— start of Listing —

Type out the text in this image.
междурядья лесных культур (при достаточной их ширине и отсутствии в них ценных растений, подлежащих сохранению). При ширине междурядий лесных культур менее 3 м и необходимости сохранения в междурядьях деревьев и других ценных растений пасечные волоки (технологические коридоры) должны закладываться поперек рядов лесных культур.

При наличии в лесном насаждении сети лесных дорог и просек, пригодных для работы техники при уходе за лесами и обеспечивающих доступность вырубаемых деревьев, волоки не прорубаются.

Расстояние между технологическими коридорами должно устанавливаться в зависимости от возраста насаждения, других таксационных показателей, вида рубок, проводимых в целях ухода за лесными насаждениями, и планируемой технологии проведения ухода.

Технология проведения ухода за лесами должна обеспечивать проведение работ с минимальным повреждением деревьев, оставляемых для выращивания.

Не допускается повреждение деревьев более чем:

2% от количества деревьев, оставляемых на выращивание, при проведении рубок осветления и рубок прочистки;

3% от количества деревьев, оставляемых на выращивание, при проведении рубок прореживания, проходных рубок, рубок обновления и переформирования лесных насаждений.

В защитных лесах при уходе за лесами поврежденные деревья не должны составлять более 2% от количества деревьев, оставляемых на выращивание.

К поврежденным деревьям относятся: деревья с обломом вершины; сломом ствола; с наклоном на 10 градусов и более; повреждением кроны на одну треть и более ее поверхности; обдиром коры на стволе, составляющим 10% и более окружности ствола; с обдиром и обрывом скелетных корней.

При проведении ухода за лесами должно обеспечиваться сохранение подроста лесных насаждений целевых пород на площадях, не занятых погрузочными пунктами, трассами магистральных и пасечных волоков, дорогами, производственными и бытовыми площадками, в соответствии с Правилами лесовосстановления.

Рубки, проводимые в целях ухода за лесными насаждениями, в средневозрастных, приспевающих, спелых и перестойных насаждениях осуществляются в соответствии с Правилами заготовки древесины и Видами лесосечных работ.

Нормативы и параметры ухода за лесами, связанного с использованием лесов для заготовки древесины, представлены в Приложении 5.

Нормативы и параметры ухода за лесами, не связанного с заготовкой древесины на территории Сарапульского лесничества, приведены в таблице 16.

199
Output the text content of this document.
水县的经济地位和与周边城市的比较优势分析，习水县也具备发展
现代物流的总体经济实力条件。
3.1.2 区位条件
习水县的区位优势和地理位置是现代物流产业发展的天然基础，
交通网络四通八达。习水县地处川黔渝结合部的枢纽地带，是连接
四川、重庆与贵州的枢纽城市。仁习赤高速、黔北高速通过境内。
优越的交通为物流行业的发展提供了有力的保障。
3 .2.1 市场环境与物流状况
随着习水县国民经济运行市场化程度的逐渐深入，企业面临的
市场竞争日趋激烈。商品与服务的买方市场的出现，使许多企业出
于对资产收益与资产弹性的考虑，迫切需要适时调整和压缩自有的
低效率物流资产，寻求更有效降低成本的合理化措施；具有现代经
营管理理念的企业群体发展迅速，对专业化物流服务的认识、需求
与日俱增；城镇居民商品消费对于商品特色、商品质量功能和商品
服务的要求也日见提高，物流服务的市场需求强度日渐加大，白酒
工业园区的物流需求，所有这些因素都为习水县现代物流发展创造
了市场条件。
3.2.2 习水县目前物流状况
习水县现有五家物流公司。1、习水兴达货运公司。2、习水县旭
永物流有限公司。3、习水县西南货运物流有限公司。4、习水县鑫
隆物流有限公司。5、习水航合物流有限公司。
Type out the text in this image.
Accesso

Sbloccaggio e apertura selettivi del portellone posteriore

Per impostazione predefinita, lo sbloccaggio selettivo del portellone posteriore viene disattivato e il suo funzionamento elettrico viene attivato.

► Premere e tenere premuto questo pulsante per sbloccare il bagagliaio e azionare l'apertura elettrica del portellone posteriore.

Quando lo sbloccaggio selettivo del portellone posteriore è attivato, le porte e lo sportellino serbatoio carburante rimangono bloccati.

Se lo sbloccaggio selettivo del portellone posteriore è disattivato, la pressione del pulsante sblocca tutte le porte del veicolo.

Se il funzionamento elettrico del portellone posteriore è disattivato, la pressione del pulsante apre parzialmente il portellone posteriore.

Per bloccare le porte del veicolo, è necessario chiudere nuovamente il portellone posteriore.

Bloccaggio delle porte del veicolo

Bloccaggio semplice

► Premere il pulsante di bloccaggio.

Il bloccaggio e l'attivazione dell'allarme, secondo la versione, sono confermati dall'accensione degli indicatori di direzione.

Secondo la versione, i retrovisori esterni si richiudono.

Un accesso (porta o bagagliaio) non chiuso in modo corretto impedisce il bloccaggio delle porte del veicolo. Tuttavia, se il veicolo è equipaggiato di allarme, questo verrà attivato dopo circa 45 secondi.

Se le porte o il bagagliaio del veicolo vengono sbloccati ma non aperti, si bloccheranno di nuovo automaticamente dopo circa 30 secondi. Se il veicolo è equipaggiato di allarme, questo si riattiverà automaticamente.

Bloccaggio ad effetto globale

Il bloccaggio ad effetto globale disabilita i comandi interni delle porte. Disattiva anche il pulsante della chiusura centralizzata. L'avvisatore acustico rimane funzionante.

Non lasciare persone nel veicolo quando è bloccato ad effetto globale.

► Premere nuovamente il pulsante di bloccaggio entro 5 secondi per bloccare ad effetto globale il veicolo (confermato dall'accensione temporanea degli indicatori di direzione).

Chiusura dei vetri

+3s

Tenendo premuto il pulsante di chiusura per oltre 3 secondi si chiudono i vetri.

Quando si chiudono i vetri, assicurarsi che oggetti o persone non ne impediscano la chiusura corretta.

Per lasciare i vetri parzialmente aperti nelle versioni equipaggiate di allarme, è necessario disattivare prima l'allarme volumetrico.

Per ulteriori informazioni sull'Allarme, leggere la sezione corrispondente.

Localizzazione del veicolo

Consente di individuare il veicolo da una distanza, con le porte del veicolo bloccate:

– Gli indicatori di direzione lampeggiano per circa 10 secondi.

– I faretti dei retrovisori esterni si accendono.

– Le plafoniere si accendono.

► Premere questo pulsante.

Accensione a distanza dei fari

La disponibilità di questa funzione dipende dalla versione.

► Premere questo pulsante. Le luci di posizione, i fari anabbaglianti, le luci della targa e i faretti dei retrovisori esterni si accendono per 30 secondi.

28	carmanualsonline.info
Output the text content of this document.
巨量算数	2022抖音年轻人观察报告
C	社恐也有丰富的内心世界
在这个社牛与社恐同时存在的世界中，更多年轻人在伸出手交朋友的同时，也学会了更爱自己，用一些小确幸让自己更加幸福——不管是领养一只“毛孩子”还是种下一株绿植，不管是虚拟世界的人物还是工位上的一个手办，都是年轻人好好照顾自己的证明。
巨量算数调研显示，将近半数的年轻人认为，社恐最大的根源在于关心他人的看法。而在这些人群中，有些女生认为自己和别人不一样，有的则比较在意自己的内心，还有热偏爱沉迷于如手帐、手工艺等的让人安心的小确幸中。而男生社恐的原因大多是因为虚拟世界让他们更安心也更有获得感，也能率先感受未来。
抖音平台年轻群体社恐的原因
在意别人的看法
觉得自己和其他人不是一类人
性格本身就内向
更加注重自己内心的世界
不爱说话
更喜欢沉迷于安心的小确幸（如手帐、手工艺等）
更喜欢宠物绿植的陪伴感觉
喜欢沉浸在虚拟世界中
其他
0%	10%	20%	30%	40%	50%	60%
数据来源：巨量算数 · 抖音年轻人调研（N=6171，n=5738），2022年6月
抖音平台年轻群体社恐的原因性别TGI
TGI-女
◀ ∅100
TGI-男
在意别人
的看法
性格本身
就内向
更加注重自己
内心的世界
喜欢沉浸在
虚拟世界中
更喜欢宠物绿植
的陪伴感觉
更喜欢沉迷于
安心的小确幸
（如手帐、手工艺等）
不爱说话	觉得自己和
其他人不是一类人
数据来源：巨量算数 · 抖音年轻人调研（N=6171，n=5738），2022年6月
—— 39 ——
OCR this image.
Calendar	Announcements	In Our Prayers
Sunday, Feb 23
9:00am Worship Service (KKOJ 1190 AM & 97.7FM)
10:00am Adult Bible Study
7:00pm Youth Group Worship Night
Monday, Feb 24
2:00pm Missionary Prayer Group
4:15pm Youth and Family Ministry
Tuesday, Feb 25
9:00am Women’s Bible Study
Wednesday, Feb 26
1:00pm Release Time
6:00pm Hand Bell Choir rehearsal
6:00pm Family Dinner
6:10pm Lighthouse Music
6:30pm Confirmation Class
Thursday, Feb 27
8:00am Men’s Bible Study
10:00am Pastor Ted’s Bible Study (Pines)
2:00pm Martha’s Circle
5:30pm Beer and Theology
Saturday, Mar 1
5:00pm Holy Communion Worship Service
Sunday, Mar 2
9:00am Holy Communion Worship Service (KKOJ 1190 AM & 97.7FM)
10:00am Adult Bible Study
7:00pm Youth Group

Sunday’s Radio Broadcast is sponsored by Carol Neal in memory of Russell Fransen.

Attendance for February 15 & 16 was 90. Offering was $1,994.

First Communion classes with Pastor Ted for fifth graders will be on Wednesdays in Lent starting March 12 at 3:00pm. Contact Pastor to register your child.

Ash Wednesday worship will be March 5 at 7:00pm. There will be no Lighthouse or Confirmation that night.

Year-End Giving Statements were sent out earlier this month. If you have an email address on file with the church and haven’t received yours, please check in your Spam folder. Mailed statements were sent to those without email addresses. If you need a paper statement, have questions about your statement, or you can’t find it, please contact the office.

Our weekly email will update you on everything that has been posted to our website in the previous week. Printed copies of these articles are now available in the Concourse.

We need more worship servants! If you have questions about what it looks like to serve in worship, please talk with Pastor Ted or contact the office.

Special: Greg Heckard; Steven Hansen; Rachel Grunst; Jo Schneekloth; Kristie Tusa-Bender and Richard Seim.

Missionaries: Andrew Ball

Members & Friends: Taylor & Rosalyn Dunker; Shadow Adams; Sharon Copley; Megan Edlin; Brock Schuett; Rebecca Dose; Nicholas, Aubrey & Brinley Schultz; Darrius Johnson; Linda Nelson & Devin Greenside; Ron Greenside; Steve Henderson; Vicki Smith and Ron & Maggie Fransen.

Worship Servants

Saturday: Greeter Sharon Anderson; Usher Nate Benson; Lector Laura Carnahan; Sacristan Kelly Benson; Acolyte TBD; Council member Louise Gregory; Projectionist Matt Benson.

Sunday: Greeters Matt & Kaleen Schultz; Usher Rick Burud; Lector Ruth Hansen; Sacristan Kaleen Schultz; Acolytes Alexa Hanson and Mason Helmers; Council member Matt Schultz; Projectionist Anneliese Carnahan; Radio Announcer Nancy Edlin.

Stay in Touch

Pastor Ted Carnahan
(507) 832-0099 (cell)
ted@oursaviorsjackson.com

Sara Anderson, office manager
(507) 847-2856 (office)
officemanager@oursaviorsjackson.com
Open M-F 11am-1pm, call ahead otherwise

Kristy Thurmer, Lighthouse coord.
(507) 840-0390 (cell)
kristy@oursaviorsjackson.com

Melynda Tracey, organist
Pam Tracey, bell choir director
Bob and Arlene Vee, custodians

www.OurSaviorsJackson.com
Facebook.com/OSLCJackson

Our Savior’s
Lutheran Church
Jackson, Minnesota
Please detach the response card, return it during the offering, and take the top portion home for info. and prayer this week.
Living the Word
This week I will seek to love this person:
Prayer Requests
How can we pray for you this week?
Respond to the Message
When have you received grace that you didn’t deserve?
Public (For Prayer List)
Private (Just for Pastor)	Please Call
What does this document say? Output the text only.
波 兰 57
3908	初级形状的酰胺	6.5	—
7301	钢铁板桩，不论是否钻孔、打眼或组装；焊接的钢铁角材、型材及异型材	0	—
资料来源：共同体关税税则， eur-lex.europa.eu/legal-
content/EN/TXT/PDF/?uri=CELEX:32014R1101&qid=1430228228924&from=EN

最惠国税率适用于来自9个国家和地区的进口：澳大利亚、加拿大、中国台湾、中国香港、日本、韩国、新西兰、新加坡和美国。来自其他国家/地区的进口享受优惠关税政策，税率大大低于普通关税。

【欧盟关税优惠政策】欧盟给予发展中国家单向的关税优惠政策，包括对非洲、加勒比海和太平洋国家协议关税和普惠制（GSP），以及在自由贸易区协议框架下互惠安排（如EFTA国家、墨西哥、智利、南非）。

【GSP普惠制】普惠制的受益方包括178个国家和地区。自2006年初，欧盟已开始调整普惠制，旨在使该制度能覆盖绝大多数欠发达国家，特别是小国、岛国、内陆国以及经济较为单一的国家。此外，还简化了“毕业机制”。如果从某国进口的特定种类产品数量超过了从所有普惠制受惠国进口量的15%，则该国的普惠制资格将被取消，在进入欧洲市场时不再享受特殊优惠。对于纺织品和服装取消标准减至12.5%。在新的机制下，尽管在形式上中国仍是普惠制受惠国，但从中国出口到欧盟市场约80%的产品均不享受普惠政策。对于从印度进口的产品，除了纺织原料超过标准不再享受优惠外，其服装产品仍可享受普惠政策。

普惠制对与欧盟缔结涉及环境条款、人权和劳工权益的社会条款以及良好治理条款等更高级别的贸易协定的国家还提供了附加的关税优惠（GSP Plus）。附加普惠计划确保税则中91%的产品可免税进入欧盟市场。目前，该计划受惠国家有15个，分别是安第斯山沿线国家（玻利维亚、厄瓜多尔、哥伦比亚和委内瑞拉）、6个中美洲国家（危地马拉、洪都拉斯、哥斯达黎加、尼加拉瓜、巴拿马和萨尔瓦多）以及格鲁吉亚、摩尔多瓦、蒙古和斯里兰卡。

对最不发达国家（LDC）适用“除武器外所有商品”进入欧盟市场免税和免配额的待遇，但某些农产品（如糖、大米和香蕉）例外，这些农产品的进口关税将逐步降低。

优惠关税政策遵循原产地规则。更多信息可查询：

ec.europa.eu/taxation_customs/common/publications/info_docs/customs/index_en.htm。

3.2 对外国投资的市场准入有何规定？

— end of Listing —

Exercise description ::
Copy every line of the entries above in which "March" occurs.

Exercise output ::
First Communion classes with Pastor Ted for fifth graders will be on Wednesdays in Lent starting March 12 at 3:00pm. Contact Pastor to register your child.
Ash Wednesday worship will be March 5 at 7:00pm. There will be no Lighthouse or Confirmation that night.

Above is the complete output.